Pull every "cross" line out of the data below.

The data >>
# # # # # # #

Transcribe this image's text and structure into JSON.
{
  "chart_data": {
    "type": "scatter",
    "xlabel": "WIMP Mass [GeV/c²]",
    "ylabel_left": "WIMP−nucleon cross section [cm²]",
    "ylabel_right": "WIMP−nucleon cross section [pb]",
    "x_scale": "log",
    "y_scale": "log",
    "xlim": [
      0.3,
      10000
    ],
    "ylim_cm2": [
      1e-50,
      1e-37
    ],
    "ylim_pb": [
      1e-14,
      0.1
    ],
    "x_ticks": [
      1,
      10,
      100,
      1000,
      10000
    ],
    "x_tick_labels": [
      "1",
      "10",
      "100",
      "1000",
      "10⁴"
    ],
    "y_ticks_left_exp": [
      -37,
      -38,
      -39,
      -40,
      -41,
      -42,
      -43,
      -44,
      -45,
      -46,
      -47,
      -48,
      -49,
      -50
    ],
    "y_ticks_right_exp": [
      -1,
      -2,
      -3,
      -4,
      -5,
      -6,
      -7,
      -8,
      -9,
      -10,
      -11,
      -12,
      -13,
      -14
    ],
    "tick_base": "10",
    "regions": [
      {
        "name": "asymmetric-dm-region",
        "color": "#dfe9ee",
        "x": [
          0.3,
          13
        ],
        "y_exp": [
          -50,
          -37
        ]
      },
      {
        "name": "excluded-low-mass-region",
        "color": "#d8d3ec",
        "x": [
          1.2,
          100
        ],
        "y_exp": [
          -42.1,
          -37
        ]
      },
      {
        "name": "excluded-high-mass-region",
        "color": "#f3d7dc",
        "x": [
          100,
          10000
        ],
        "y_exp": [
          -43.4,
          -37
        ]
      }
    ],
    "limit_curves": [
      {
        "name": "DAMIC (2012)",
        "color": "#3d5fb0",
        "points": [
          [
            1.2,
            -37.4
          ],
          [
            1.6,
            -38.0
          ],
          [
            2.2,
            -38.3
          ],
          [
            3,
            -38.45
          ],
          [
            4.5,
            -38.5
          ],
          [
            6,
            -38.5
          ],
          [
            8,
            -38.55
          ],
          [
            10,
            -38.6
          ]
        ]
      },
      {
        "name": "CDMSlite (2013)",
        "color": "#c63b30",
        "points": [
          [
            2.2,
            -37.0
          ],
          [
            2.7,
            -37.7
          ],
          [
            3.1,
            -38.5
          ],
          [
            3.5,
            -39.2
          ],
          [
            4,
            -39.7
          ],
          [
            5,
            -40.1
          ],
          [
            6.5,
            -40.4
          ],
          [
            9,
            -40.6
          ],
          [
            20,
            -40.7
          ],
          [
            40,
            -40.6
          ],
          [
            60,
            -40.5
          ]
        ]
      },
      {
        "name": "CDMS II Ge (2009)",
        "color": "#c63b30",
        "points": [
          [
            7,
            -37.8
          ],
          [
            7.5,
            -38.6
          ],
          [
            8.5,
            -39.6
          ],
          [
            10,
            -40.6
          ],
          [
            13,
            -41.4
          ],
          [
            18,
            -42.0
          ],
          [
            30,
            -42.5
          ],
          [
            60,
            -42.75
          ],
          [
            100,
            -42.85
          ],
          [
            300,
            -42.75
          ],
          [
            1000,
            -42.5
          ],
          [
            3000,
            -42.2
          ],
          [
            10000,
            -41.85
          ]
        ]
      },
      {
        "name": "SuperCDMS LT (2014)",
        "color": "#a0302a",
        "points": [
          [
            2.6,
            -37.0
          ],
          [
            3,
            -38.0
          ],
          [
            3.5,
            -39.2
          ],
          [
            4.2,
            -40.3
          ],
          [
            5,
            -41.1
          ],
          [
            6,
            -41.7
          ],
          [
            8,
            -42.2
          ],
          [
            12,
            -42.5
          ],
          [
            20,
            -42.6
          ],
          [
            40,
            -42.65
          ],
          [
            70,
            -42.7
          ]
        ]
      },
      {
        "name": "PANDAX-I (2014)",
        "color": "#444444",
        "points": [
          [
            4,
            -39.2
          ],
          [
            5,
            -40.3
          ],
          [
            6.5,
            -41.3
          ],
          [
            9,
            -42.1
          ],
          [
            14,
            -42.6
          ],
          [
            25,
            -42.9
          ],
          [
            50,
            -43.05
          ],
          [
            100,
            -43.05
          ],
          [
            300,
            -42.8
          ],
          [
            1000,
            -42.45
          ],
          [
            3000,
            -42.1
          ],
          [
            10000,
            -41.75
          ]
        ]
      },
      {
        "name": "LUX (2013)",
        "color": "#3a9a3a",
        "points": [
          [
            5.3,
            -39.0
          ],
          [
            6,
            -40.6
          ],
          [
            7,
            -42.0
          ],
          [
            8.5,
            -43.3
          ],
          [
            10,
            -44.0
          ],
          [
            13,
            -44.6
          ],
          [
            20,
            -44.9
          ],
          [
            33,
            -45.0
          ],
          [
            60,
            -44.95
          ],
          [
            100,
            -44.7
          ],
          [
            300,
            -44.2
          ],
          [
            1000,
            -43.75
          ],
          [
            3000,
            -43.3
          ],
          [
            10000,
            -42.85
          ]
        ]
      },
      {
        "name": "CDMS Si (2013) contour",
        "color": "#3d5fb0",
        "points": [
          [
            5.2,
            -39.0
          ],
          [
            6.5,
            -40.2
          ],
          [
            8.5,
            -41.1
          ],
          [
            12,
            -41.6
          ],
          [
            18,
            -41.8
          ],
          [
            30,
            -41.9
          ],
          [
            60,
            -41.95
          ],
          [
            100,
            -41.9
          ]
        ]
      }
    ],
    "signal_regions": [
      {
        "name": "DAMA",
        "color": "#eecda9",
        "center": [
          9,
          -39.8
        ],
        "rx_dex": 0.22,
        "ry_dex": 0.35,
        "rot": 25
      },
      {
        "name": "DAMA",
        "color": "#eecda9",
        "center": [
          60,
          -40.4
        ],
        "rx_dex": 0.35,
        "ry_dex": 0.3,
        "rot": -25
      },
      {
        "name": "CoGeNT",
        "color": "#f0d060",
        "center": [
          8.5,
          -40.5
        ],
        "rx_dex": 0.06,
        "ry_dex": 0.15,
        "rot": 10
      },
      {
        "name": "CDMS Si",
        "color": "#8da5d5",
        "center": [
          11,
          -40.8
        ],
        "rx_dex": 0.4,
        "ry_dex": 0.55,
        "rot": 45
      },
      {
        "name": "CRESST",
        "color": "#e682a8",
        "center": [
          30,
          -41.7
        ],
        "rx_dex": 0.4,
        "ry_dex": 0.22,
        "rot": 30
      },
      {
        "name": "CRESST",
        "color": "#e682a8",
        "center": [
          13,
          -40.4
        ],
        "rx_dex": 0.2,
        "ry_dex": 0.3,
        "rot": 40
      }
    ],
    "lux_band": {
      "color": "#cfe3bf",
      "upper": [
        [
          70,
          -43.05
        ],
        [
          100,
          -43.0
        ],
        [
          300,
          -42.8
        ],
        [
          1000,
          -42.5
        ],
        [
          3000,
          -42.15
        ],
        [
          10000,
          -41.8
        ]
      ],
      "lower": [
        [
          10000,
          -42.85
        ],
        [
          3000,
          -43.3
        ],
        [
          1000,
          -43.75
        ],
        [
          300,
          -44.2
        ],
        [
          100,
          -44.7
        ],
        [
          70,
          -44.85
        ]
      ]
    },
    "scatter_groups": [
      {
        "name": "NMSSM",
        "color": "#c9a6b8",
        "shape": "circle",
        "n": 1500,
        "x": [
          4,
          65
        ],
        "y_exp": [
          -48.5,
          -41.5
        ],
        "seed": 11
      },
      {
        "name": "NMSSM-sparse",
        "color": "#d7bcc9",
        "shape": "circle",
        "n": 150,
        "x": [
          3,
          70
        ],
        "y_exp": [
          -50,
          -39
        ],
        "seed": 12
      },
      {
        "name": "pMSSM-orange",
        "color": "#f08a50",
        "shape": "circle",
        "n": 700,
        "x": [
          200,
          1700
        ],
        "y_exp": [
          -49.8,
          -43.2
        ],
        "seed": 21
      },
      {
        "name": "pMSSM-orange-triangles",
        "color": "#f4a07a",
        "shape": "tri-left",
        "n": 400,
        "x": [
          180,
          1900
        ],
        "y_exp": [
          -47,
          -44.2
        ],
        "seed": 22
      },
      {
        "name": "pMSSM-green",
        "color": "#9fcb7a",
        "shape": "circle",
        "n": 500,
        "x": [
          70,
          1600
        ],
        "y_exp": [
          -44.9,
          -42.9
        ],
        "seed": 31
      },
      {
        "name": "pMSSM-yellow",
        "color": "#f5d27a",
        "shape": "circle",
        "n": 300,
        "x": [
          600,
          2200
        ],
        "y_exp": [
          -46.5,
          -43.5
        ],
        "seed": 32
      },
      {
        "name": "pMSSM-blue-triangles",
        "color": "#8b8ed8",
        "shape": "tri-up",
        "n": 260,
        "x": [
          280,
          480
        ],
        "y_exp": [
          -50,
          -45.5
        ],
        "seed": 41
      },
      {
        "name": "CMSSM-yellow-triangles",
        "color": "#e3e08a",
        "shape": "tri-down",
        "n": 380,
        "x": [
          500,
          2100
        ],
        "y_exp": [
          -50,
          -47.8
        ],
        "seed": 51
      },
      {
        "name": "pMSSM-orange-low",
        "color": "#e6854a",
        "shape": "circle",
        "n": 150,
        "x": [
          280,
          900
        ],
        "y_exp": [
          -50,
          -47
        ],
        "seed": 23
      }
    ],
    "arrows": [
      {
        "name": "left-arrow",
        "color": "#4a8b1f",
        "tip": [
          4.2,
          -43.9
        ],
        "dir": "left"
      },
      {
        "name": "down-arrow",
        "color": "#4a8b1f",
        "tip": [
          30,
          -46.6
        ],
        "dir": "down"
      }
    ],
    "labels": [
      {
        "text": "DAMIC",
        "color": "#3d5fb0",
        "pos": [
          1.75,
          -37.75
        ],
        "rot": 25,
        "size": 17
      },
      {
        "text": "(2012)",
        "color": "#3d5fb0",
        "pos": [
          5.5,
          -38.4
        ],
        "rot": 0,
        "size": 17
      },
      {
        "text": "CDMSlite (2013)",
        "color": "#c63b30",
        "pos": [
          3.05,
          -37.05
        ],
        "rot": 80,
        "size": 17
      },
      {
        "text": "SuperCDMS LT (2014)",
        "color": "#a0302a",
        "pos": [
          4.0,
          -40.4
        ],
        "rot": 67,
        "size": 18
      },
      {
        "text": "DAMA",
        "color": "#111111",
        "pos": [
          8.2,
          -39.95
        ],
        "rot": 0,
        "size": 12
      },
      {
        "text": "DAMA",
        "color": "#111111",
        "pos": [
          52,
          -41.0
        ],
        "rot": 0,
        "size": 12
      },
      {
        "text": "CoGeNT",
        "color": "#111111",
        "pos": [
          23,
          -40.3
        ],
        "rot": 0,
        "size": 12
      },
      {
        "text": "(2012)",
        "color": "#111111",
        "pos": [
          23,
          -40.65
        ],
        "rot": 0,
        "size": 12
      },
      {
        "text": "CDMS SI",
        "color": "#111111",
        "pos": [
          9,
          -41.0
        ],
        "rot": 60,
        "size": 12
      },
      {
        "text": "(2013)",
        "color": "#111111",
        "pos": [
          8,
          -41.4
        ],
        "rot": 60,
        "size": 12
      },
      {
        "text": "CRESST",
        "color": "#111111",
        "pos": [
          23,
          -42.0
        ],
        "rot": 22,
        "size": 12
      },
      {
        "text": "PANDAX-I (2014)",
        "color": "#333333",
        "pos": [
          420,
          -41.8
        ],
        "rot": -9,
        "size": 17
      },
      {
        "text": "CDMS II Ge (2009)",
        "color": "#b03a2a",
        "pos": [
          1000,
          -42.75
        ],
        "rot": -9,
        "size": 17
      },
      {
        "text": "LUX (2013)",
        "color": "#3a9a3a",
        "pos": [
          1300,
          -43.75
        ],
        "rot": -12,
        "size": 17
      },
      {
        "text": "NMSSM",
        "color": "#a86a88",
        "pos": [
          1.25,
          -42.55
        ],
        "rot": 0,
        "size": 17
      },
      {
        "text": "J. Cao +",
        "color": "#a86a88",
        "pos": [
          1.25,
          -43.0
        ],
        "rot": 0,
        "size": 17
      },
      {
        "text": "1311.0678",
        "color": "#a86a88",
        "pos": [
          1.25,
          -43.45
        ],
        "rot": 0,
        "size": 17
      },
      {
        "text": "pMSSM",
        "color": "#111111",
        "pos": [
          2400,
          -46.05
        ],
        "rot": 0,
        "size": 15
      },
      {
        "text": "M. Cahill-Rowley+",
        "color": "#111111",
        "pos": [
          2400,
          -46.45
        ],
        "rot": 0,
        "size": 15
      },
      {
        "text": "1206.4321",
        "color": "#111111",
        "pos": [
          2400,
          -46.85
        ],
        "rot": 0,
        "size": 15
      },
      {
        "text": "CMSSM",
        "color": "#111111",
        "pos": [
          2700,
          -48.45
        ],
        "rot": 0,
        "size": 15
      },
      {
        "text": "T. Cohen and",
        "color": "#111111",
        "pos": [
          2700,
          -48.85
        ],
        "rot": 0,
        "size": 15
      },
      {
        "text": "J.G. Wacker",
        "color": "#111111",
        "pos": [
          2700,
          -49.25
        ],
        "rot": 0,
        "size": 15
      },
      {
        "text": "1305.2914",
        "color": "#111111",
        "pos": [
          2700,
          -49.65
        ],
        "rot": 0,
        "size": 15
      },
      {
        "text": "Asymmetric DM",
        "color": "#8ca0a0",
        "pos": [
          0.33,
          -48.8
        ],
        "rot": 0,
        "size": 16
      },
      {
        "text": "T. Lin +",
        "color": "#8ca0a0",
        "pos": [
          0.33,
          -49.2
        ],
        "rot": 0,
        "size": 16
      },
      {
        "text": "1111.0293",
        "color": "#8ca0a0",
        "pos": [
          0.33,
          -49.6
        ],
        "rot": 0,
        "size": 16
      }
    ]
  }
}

# # # # # # #

Solution for this task >>
    "ylabel_left": "WIMP−nucleon cross section [cm²]",
    "ylabel_right": "WIMP−nucleon cross section [pb]",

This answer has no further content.